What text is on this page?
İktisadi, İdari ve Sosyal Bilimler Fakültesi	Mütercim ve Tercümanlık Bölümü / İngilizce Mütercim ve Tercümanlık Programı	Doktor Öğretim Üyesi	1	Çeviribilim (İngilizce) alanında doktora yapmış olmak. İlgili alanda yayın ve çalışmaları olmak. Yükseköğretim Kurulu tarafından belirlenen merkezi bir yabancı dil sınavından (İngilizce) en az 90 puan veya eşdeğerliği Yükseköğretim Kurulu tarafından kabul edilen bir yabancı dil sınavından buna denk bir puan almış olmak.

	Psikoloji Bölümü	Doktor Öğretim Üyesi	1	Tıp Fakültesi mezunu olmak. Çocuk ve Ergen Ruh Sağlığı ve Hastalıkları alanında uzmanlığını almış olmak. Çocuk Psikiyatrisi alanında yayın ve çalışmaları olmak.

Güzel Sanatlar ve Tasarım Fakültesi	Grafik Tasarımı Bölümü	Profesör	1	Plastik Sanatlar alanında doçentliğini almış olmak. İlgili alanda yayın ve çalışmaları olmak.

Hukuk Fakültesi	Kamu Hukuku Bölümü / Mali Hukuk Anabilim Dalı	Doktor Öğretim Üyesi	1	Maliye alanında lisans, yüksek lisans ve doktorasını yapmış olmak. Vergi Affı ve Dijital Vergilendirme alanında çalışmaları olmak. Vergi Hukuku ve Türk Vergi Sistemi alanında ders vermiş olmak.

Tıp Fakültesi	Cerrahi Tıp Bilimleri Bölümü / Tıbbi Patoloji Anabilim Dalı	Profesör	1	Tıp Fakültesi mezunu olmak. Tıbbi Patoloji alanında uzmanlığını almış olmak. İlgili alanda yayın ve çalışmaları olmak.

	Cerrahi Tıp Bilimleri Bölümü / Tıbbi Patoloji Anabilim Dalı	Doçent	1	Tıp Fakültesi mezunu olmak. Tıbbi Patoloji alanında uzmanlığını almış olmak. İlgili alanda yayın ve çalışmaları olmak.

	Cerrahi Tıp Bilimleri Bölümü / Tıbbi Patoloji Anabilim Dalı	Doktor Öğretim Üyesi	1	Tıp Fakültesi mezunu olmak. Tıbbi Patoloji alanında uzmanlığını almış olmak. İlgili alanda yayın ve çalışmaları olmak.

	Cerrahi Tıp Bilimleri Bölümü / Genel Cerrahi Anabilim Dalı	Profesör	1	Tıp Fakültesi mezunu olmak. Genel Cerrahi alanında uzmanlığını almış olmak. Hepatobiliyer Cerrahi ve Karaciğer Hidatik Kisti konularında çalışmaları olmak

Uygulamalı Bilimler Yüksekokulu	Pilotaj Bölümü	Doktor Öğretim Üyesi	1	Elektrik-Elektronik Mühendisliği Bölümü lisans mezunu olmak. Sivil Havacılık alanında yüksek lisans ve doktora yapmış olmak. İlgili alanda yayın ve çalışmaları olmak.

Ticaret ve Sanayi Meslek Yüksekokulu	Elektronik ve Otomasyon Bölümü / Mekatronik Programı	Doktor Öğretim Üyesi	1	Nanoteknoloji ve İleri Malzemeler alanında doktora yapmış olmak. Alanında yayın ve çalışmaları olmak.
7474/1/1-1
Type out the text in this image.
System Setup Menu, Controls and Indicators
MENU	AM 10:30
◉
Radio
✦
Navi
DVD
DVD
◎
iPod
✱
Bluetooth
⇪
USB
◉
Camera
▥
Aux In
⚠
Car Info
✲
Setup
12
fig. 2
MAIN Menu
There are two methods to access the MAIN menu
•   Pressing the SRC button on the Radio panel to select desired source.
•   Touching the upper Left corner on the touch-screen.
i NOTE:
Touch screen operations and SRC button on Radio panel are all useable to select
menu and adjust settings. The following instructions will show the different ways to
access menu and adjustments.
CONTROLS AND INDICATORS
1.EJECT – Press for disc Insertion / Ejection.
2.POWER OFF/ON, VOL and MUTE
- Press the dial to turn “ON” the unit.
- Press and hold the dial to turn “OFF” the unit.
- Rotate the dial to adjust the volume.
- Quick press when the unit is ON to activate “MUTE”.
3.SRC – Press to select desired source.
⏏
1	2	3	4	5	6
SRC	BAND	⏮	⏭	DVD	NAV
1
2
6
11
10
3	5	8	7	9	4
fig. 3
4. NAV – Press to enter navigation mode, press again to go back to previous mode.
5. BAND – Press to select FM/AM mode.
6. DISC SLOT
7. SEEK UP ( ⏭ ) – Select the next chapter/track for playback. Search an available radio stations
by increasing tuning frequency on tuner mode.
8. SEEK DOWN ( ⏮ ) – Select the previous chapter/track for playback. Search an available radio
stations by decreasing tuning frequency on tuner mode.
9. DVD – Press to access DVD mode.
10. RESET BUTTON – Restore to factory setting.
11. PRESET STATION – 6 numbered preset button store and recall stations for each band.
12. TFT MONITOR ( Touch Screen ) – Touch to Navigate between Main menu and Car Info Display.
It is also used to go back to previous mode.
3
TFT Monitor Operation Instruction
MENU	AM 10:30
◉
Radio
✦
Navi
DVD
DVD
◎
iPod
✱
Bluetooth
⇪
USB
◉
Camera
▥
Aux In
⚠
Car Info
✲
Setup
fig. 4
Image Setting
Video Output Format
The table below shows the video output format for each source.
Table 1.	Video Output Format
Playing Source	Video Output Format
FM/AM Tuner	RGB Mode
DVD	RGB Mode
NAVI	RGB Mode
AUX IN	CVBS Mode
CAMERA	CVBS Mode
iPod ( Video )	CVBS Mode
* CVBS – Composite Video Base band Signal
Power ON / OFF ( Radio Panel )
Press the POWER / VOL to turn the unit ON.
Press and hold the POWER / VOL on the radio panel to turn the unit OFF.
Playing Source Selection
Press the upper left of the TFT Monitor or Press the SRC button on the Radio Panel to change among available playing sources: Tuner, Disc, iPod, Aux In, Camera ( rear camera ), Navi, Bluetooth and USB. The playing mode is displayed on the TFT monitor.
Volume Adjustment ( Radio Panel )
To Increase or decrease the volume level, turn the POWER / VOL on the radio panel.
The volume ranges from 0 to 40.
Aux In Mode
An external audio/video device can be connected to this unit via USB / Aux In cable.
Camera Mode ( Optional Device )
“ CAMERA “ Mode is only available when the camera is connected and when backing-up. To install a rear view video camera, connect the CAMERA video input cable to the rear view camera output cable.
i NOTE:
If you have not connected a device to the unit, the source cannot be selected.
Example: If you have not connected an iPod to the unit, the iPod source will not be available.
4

━━━━

■ Stated goal ■
Copy the records above exactly as they appear.

■ The reply ■
What text is on this page?
İktisadi, İdari ve Sosyal Bilimler Fakültesi	Mütercim ve Tercümanlık Bölümü / İngilizce Mütercim ve Tercümanlık Programı	Doktor Öğretim Üyesi	1	Çeviribilim (İngilizce) alanında doktora yapmış olmak. İlgili alanda yayın ve çalışmaları olmak. Yükseköğretim Kurulu tarafından belirlenen merkezi bir yabancı dil sınavından (İngilizce) en az 90 puan veya eşdeğerliği Yükseköğretim Kurulu tarafından kabul edilen bir yabancı dil sınavından buna denk bir puan almış olmak.

	Psikoloji Bölümü	Doktor Öğretim Üyesi	1	Tıp Fakültesi mezunu olmak. Çocuk ve Ergen Ruh Sağlığı ve Hastalıkları alanında uzmanlığını almış olmak. Çocuk Psikiyatrisi alanında yayın ve çalışmaları olmak.

Güzel Sanatlar ve Tasarım Fakültesi	Grafik Tasarımı Bölümü	Profesör	1	Plastik Sanatlar alanında doçentliğini almış olmak. İlgili alanda yayın ve çalışmaları olmak.

Hukuk Fakültesi	Kamu Hukuku Bölümü / Mali Hukuk Anabilim Dalı	Doktor Öğretim Üyesi	1	Maliye alanında lisans, yüksek lisans ve doktorasını yapmış olmak. Vergi Affı ve Dijital Vergilendirme alanında çalışmaları olmak. Vergi Hukuku ve Türk Vergi Sistemi alanında ders vermiş olmak.

Tıp Fakültesi	Cerrahi Tıp Bilimleri Bölümü / Tıbbi Patoloji Anabilim Dalı	Profesör	1	Tıp Fakültesi mezunu olmak. Tıbbi Patoloji alanında uzmanlığını almış olmak. İlgili alanda yayın ve çalışmaları olmak.

	Cerrahi Tıp Bilimleri Bölümü / Tıbbi Patoloji Anabilim Dalı	Doçent	1	Tıp Fakültesi mezunu olmak. Tıbbi Patoloji alanında uzmanlığını almış olmak. İlgili alanda yayın ve çalışmaları olmak.

	Cerrahi Tıp Bilimleri Bölümü / Tıbbi Patoloji Anabilim Dalı	Doktor Öğretim Üyesi	1	Tıp Fakültesi mezunu olmak. Tıbbi Patoloji alanında uzmanlığını almış olmak. İlgili alanda yayın ve çalışmaları olmak.

	Cerrahi Tıp Bilimleri Bölümü / Genel Cerrahi Anabilim Dalı	Profesör	1	Tıp Fakültesi mezunu olmak. Genel Cerrahi alanında uzmanlığını almış olmak. Hepatobiliyer Cerrahi ve Karaciğer Hidatik Kisti konularında çalışmaları olmak

Uygulamalı Bilimler Yüksekokulu	Pilotaj Bölümü	Doktor Öğretim Üyesi	1	Elektrik-Elektronik Mühendisliği Bölümü lisans mezunu olmak. Sivil Havacılık alanında yüksek lisans ve doktora yapmış olmak. İlgili alanda yayın ve çalışmaları olmak.

Ticaret ve Sanayi Meslek Yüksekokulu	Elektronik ve Otomasyon Bölümü / Mekatronik Programı	Doktor Öğretim Üyesi	1	Nanoteknoloji ve İleri Malzemeler alanında doktora yapmış olmak. Alanında yayın ve çalışmaları olmak.
7474/1/1-1
Type out the text in this image.
System Setup Menu, Controls and Indicators
MENU	AM 10:30
◉
Radio
✦
Navi
DVD
DVD
◎
iPod
✱
Bluetooth
⇪
USB
◉
Camera
▥
Aux In
⚠
Car Info
✲
Setup
12
fig. 2
MAIN Menu
There are two methods to access the MAIN menu
•   Pressing the SRC button on the Radio panel to select desired source.
•   Touching the upper Left corner on the touch-screen.
i NOTE:
Touch screen operations and SRC button on Radio panel are all useable to select
menu and adjust settings. The following instructions will show the different ways to
access menu and adjustments.
CONTROLS AND INDICATORS
1.EJECT – Press for disc Insertion / Ejection.
2.POWER OFF/ON, VOL and MUTE
- Press the dial to turn “ON” the unit.
- Press and hold the dial to turn “OFF” the unit.
- Rotate the dial to adjust the volume.
- Quick press when the unit is ON to activate “MUTE”.
3.SRC – Press to select desired source.
⏏
1	2	3	4	5	6
SRC	BAND	⏮	⏭	DVD	NAV
1
2
6
11
10
3	5	8	7	9	4
fig. 3
4. NAV – Press to enter navigation mode, press again to go back to previous mode.
5. BAND – Press to select FM/AM mode.
6. DISC SLOT
7. SEEK UP ( ⏭ ) – Select the next chapter/track for playback. Search an available radio stations
by increasing tuning frequency on tuner mode.
8. SEEK DOWN ( ⏮ ) – Select the previous chapter/track for playback. Search an available radio
stations by decreasing tuning frequency on tuner mode.
9. DVD – Press to access DVD mode.
10. RESET BUTTON – Restore to factory setting.
11. PRESET STATION – 6 numbered preset button store and recall stations for each band.
12. TFT MONITOR ( Touch Screen ) – Touch to Navigate between Main menu and Car Info Display.
It is also used to go back to previous mode.
3
TFT Monitor Operation Instruction
MENU	AM 10:30
◉
Radio
✦
Navi
DVD
DVD
◎
iPod
✱
Bluetooth
⇪
USB
◉
Camera
▥
Aux In
⚠
Car Info
✲
Setup
fig. 4
Image Setting
Video Output Format
The table below shows the video output format for each source.
Table 1.	Video Output Format
Playing Source	Video Output Format
FM/AM Tuner	RGB Mode
DVD	RGB Mode
NAVI	RGB Mode
AUX IN	CVBS Mode
CAMERA	CVBS Mode
iPod ( Video )	CVBS Mode
* CVBS – Composite Video Base band Signal
Power ON / OFF ( Radio Panel )
Press the POWER / VOL to turn the unit ON.
Press and hold the POWER / VOL on the radio panel to turn the unit OFF.
Playing Source Selection
Press the upper left of the TFT Monitor or Press the SRC button on the Radio Panel to change among available playing sources: Tuner, Disc, iPod, Aux In, Camera ( rear camera ), Navi, Bluetooth and USB. The playing mode is displayed on the TFT monitor.
Volume Adjustment ( Radio Panel )
To Increase or decrease the volume level, turn the POWER / VOL on the radio panel.
The volume ranges from 0 to 40.
Aux In Mode
An external audio/video device can be connected to this unit via USB / Aux In cable.
Camera Mode ( Optional Device )
“ CAMERA “ Mode is only available when the camera is connected and when backing-up. To install a rear view video camera, connect the CAMERA video input cable to the rear view camera output cable.
i NOTE:
If you have not connected a device to the unit, the source cannot be selected.
Example: If you have not connected an iPod to the unit, the iPod source will not be available.
4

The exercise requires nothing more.